# Records
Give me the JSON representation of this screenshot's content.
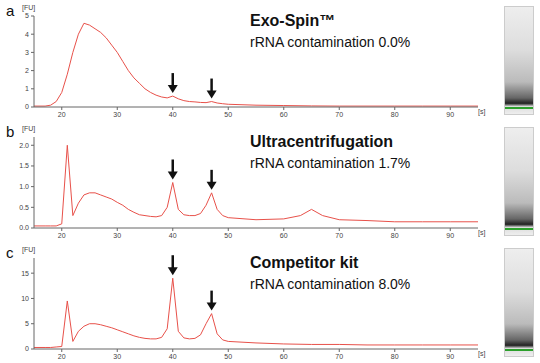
{
  "chart_data": [
    {
      "panel": "a",
      "type": "line",
      "title": "Exo-Spin™",
      "subtitle": "rRNA contamination 0.0%",
      "x_label": "[s]",
      "y_label": "[FU]",
      "color": "#e8514a",
      "x": [
        15,
        17,
        18,
        19,
        20,
        21,
        22,
        23,
        24,
        25,
        26,
        27,
        28,
        29,
        30,
        31,
        32,
        33,
        34,
        35,
        36,
        37,
        38,
        39,
        40,
        41,
        42,
        43,
        44,
        45,
        46,
        47,
        48,
        49,
        50,
        55,
        60,
        65,
        70,
        75,
        80,
        85,
        90,
        95
      ],
      "values": [
        0.05,
        0.05,
        0.1,
        0.3,
        0.8,
        1.8,
        3.0,
        4.0,
        4.6,
        4.5,
        4.3,
        4.1,
        3.8,
        3.4,
        3.0,
        2.5,
        2.0,
        1.6,
        1.3,
        1.0,
        0.8,
        0.65,
        0.55,
        0.5,
        0.6,
        0.45,
        0.35,
        0.3,
        0.28,
        0.25,
        0.24,
        0.3,
        0.22,
        0.18,
        0.15,
        0.1,
        0.08,
        0.06,
        0.05,
        0.05,
        0.05,
        0.05,
        0.05,
        0.05
      ],
      "xlim": [
        15,
        95
      ],
      "xticks": [
        20,
        30,
        40,
        50,
        60,
        70,
        80,
        90
      ],
      "ylim": [
        0,
        5
      ],
      "yticks": [
        0,
        1,
        2,
        3,
        4,
        5
      ],
      "arrow_x": [
        40,
        47
      ]
    },
    {
      "panel": "b",
      "type": "line",
      "title": "Ultracentrifugation",
      "subtitle": "rRNA contamination 1.7%",
      "x_label": "[s]",
      "y_label": "[FU]",
      "color": "#e8514a",
      "x": [
        15,
        17,
        18,
        19,
        20,
        21,
        22,
        23,
        24,
        25,
        26,
        27,
        28,
        29,
        30,
        31,
        32,
        33,
        34,
        35,
        36,
        37,
        38,
        39,
        40,
        41,
        42,
        43,
        44,
        45,
        46,
        47,
        48,
        49,
        50,
        55,
        60,
        63,
        65,
        67,
        70,
        75,
        80,
        85,
        90,
        95
      ],
      "values": [
        0.05,
        0.05,
        0.05,
        0.05,
        0.1,
        2.0,
        0.3,
        0.6,
        0.8,
        0.85,
        0.85,
        0.8,
        0.75,
        0.7,
        0.62,
        0.55,
        0.45,
        0.38,
        0.32,
        0.3,
        0.28,
        0.27,
        0.3,
        0.5,
        1.1,
        0.45,
        0.32,
        0.3,
        0.3,
        0.35,
        0.55,
        0.85,
        0.45,
        0.3,
        0.25,
        0.2,
        0.22,
        0.3,
        0.45,
        0.3,
        0.2,
        0.18,
        0.15,
        0.15,
        0.15,
        0.15
      ],
      "xlim": [
        15,
        95
      ],
      "xticks": [
        20,
        30,
        40,
        50,
        60,
        70,
        80,
        90
      ],
      "ylim": [
        0,
        2.2
      ],
      "yticks": [
        {
          "value": 0,
          "label": "0.0"
        },
        0.5,
        {
          "value": 1,
          "label": "1.0"
        },
        1.5,
        {
          "value": 2,
          "label": "2.0"
        }
      ],
      "arrow_x": [
        40,
        47
      ]
    },
    {
      "panel": "c",
      "type": "line",
      "title": "Competitor kit",
      "subtitle": "rRNA contamination 8.0%",
      "x_label": "[s]",
      "y_label": "[FU]",
      "color": "#e8514a",
      "x": [
        15,
        17,
        18,
        19,
        20,
        21,
        22,
        23,
        24,
        25,
        26,
        27,
        28,
        29,
        30,
        31,
        32,
        33,
        34,
        35,
        36,
        37,
        38,
        39,
        40,
        41,
        42,
        43,
        44,
        45,
        46,
        47,
        48,
        49,
        50,
        55,
        60,
        65,
        70,
        75,
        80,
        85,
        90,
        95
      ],
      "values": [
        0.3,
        0.3,
        0.3,
        0.4,
        0.5,
        9.5,
        1.5,
        3.5,
        4.5,
        5.0,
        5.0,
        4.8,
        4.5,
        4.2,
        3.8,
        3.4,
        3.0,
        2.6,
        2.3,
        2.1,
        2.0,
        2.0,
        2.3,
        4.0,
        14.0,
        3.5,
        2.2,
        2.0,
        2.1,
        2.8,
        5.0,
        7.0,
        3.0,
        1.8,
        1.5,
        1.2,
        1.0,
        0.9,
        0.9,
        0.8,
        0.8,
        0.8,
        0.8,
        0.8
      ],
      "xlim": [
        15,
        95
      ],
      "xticks": [
        20,
        30,
        40,
        50,
        60,
        70,
        80,
        90
      ],
      "ylim": [
        0,
        18
      ],
      "yticks": [
        0,
        5,
        10,
        15
      ],
      "arrow_x": [
        40,
        47
      ]
    }
  ]
}
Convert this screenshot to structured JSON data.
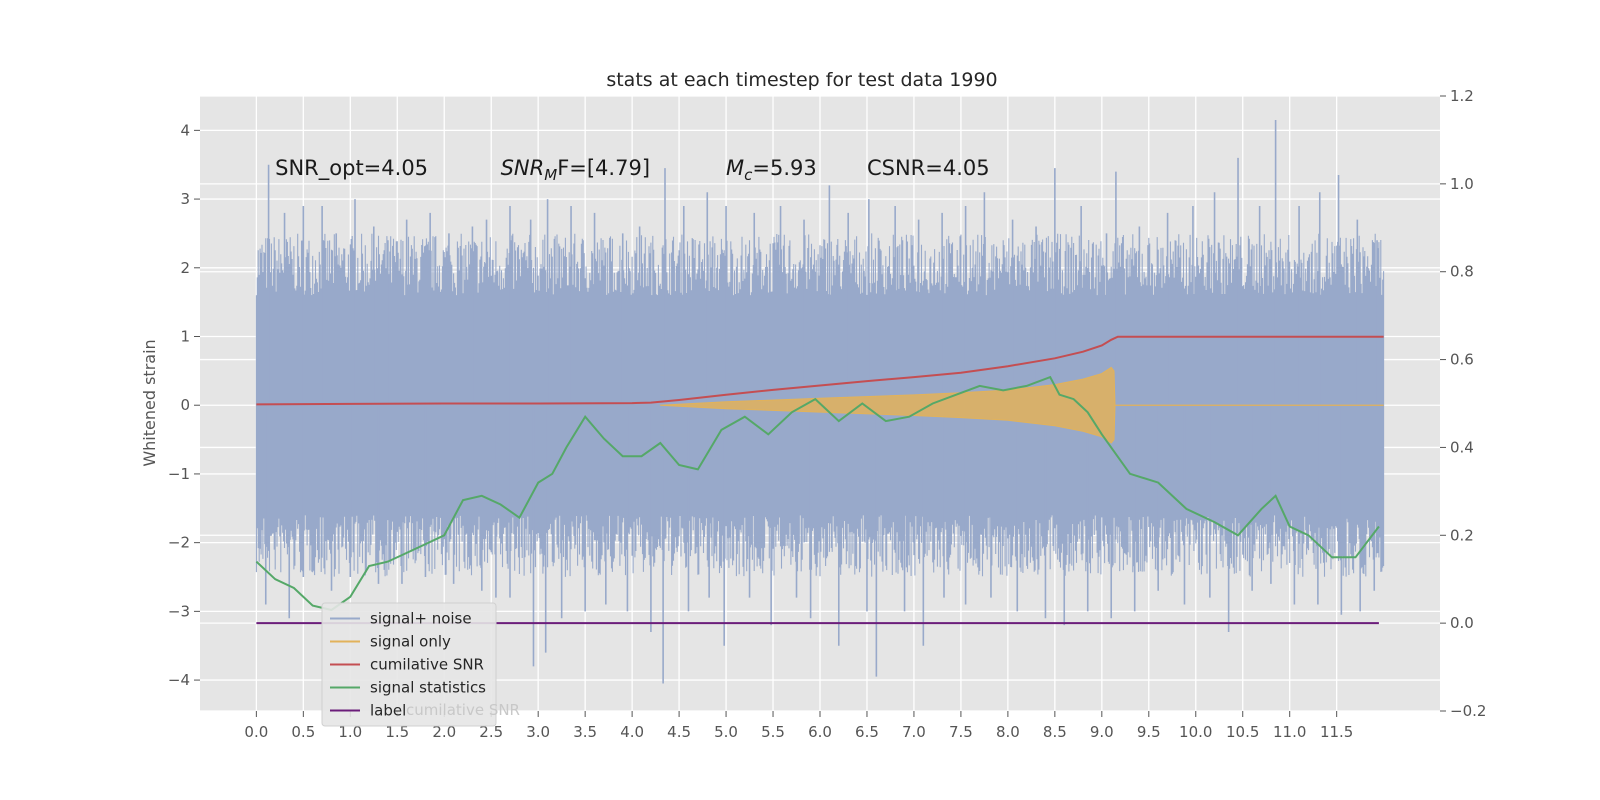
{
  "chart_data": {
    "type": "line",
    "title": "stats at each timestep for test data 1990",
    "xlabel": "",
    "ylabel": "Whitened strain",
    "xlim": [
      -0.6,
      12.6
    ],
    "ylim": [
      -4.45,
      4.5
    ],
    "y2lim": [
      -0.2,
      1.2
    ],
    "grid": true,
    "x_ticks": [
      "0.0",
      "0.5",
      "1.0",
      "1.5",
      "2.0",
      "2.5",
      "3.0",
      "3.5",
      "4.0",
      "4.5",
      "5.0",
      "5.5",
      "6.0",
      "6.5",
      "7.0",
      "7.5",
      "8.0",
      "8.5",
      "9.0",
      "9.5",
      "10.0",
      "10.5",
      "11.0",
      "11.5"
    ],
    "y_ticks": [
      "4",
      "3",
      "2",
      "1",
      "0",
      "−1",
      "−2",
      "−3",
      "−4"
    ],
    "y2_ticks": [
      "1.2",
      "1.0",
      "0.8",
      "0.6",
      "0.4",
      "0.2",
      "0.0",
      "−0.2"
    ],
    "annotations": [
      {
        "text": "SNR_opt=4.05",
        "x": 0.2,
        "y": 3.35
      },
      {
        "text_main": "SNR",
        "text_sub": "M",
        "text_tail": "F=[4.79]",
        "x": 2.6,
        "y": 3.35
      },
      {
        "text_main": "M",
        "text_sub": "c",
        "text_tail": "=5.93",
        "x": 5.0,
        "y": 3.35
      },
      {
        "text": "CSNR=4.05",
        "x": 6.5,
        "y": 3.35
      }
    ],
    "legend": {
      "placement": "lower-left",
      "entries": [
        "signal+ noise",
        "signal only",
        "cumilative SNR",
        "signal statistics",
        "label"
      ],
      "ghost_text": "cumilative SNR"
    },
    "series": [
      {
        "name": "signal+ noise",
        "axis": "left",
        "color": "#98a9ca",
        "band": {
          "x0": 0.0,
          "x1": 12.0,
          "low": -1.6,
          "high": 1.6
        },
        "spikes": [
          [
            0.13,
            3.5
          ],
          [
            0.3,
            2.8
          ],
          [
            0.5,
            2.9
          ],
          [
            0.7,
            2.9
          ],
          [
            0.85,
            2.5
          ],
          [
            1.05,
            3.0
          ],
          [
            1.25,
            2.6
          ],
          [
            1.4,
            2.4
          ],
          [
            1.6,
            2.7
          ],
          [
            1.85,
            2.8
          ],
          [
            2.05,
            2.5
          ],
          [
            2.3,
            2.6
          ],
          [
            2.45,
            2.7
          ],
          [
            2.7,
            2.9
          ],
          [
            2.92,
            2.7
          ],
          [
            3.1,
            3.0
          ],
          [
            3.35,
            2.9
          ],
          [
            3.6,
            2.8
          ],
          [
            3.9,
            2.5
          ],
          [
            4.08,
            2.6
          ],
          [
            4.35,
            3.45
          ],
          [
            4.55,
            2.9
          ],
          [
            4.8,
            3.1
          ],
          [
            5.0,
            2.9
          ],
          [
            5.3,
            2.8
          ],
          [
            5.58,
            2.9
          ],
          [
            5.83,
            2.7
          ],
          [
            6.1,
            3.2
          ],
          [
            6.3,
            2.8
          ],
          [
            6.52,
            3.0
          ],
          [
            6.8,
            2.9
          ],
          [
            7.05,
            2.7
          ],
          [
            7.3,
            2.8
          ],
          [
            7.55,
            2.9
          ],
          [
            7.75,
            3.1
          ],
          [
            8.05,
            2.7
          ],
          [
            8.3,
            2.6
          ],
          [
            8.5,
            3.45
          ],
          [
            8.78,
            2.9
          ],
          [
            9.05,
            2.5
          ],
          [
            9.15,
            3.4
          ],
          [
            9.4,
            2.6
          ],
          [
            9.7,
            2.8
          ],
          [
            9.97,
            2.9
          ],
          [
            10.2,
            3.1
          ],
          [
            10.45,
            3.6
          ],
          [
            10.68,
            2.9
          ],
          [
            10.85,
            4.15
          ],
          [
            11.1,
            2.9
          ],
          [
            11.32,
            3.1
          ],
          [
            11.52,
            3.35
          ],
          [
            11.72,
            2.7
          ],
          [
            11.93,
            2.4
          ],
          [
            0.1,
            -2.9
          ],
          [
            0.35,
            -3.1
          ],
          [
            0.5,
            -2.5
          ],
          [
            0.8,
            -2.7
          ],
          [
            1.0,
            -2.5
          ],
          [
            1.3,
            -2.6
          ],
          [
            1.55,
            -2.6
          ],
          [
            1.8,
            -2.5
          ],
          [
            2.1,
            -2.6
          ],
          [
            2.4,
            -2.7
          ],
          [
            2.55,
            -2.8
          ],
          [
            2.7,
            -2.8
          ],
          [
            2.95,
            -3.8
          ],
          [
            3.08,
            -3.6
          ],
          [
            3.25,
            -3.1
          ],
          [
            3.5,
            -3.0
          ],
          [
            3.72,
            -2.9
          ],
          [
            3.95,
            -3.0
          ],
          [
            4.2,
            -3.3
          ],
          [
            4.33,
            -4.05
          ],
          [
            4.6,
            -3.0
          ],
          [
            4.82,
            -2.8
          ],
          [
            4.98,
            -3.5
          ],
          [
            5.25,
            -2.8
          ],
          [
            5.48,
            -3.2
          ],
          [
            5.75,
            -2.8
          ],
          [
            5.9,
            -3.1
          ],
          [
            6.2,
            -3.5
          ],
          [
            6.5,
            -3.0
          ],
          [
            6.6,
            -3.95
          ],
          [
            6.9,
            -3.0
          ],
          [
            7.1,
            -3.5
          ],
          [
            7.32,
            -2.8
          ],
          [
            7.55,
            -2.9
          ],
          [
            7.82,
            -2.8
          ],
          [
            8.1,
            -3.0
          ],
          [
            8.4,
            -3.1
          ],
          [
            8.6,
            -3.2
          ],
          [
            8.85,
            -3.0
          ],
          [
            9.1,
            -3.1
          ],
          [
            9.35,
            -3.0
          ],
          [
            9.6,
            -2.7
          ],
          [
            9.88,
            -2.9
          ],
          [
            10.15,
            -2.8
          ],
          [
            10.35,
            -3.3
          ],
          [
            10.6,
            -2.7
          ],
          [
            10.8,
            -2.6
          ],
          [
            11.05,
            -2.9
          ],
          [
            11.3,
            -2.9
          ],
          [
            11.55,
            -3.05
          ],
          [
            11.75,
            -3.0
          ],
          [
            11.9,
            -2.7
          ]
        ]
      },
      {
        "name": "signal only",
        "axis": "left",
        "color": "#e2b25a",
        "envelope": [
          [
            4.3,
            0.0
          ],
          [
            5.0,
            0.05
          ],
          [
            6.0,
            0.1
          ],
          [
            7.0,
            0.15
          ],
          [
            7.5,
            0.18
          ],
          [
            8.0,
            0.22
          ],
          [
            8.5,
            0.3
          ],
          [
            8.8,
            0.38
          ],
          [
            9.0,
            0.46
          ],
          [
            9.1,
            0.55
          ],
          [
            9.13,
            0.5
          ],
          [
            9.14,
            0.0
          ]
        ],
        "tail": [
          9.14,
          12.0
        ]
      },
      {
        "name": "cumilative SNR",
        "axis": "right",
        "color": "#c44e52",
        "x": [
          0.0,
          1.0,
          2.0,
          3.0,
          4.0,
          4.2,
          4.5,
          5.0,
          5.5,
          6.0,
          6.5,
          7.0,
          7.5,
          8.0,
          8.5,
          8.8,
          9.0,
          9.1,
          9.17,
          9.5,
          10.0,
          11.0,
          12.0
        ],
        "y": [
          0.498,
          0.499,
          0.5,
          0.5,
          0.501,
          0.502,
          0.508,
          0.52,
          0.531,
          0.541,
          0.551,
          0.56,
          0.57,
          0.585,
          0.603,
          0.618,
          0.632,
          0.645,
          0.652,
          0.652,
          0.652,
          0.652,
          0.652
        ]
      },
      {
        "name": "signal statistics",
        "axis": "right",
        "color": "#55a868",
        "x": [
          0.0,
          0.2,
          0.4,
          0.6,
          0.8,
          1.0,
          1.2,
          1.4,
          1.6,
          1.8,
          2.0,
          2.2,
          2.4,
          2.6,
          2.8,
          3.0,
          3.15,
          3.3,
          3.5,
          3.7,
          3.9,
          4.1,
          4.3,
          4.5,
          4.7,
          4.95,
          5.2,
          5.45,
          5.7,
          5.95,
          6.2,
          6.45,
          6.7,
          6.95,
          7.2,
          7.45,
          7.7,
          7.95,
          8.2,
          8.45,
          8.55,
          8.7,
          8.85,
          9.0,
          9.3,
          9.6,
          9.9,
          10.2,
          10.45,
          10.7,
          10.85,
          11.0,
          11.2,
          11.45,
          11.7,
          11.95
        ],
        "y": [
          0.14,
          0.1,
          0.08,
          0.04,
          0.03,
          0.06,
          0.13,
          0.14,
          0.16,
          0.18,
          0.2,
          0.28,
          0.29,
          0.27,
          0.24,
          0.32,
          0.34,
          0.4,
          0.47,
          0.42,
          0.38,
          0.38,
          0.41,
          0.36,
          0.35,
          0.44,
          0.47,
          0.43,
          0.48,
          0.51,
          0.46,
          0.5,
          0.46,
          0.47,
          0.5,
          0.52,
          0.54,
          0.53,
          0.54,
          0.56,
          0.52,
          0.51,
          0.48,
          0.43,
          0.34,
          0.32,
          0.26,
          0.23,
          0.2,
          0.26,
          0.29,
          0.22,
          0.2,
          0.15,
          0.15,
          0.22
        ]
      },
      {
        "name": "label",
        "axis": "right",
        "color": "#6b1d7a",
        "x": [
          0.0,
          11.95
        ],
        "y": [
          0.0,
          0.0
        ]
      }
    ]
  }
}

# Given request
Find each line with the string "subtitle" and copy it out.

# Answer to this task
      "subtitle": "rRNA contamination 0.0%",
      "subtitle": "rRNA contamination 1.7%",
      "subtitle": "rRNA contamination 8.0%",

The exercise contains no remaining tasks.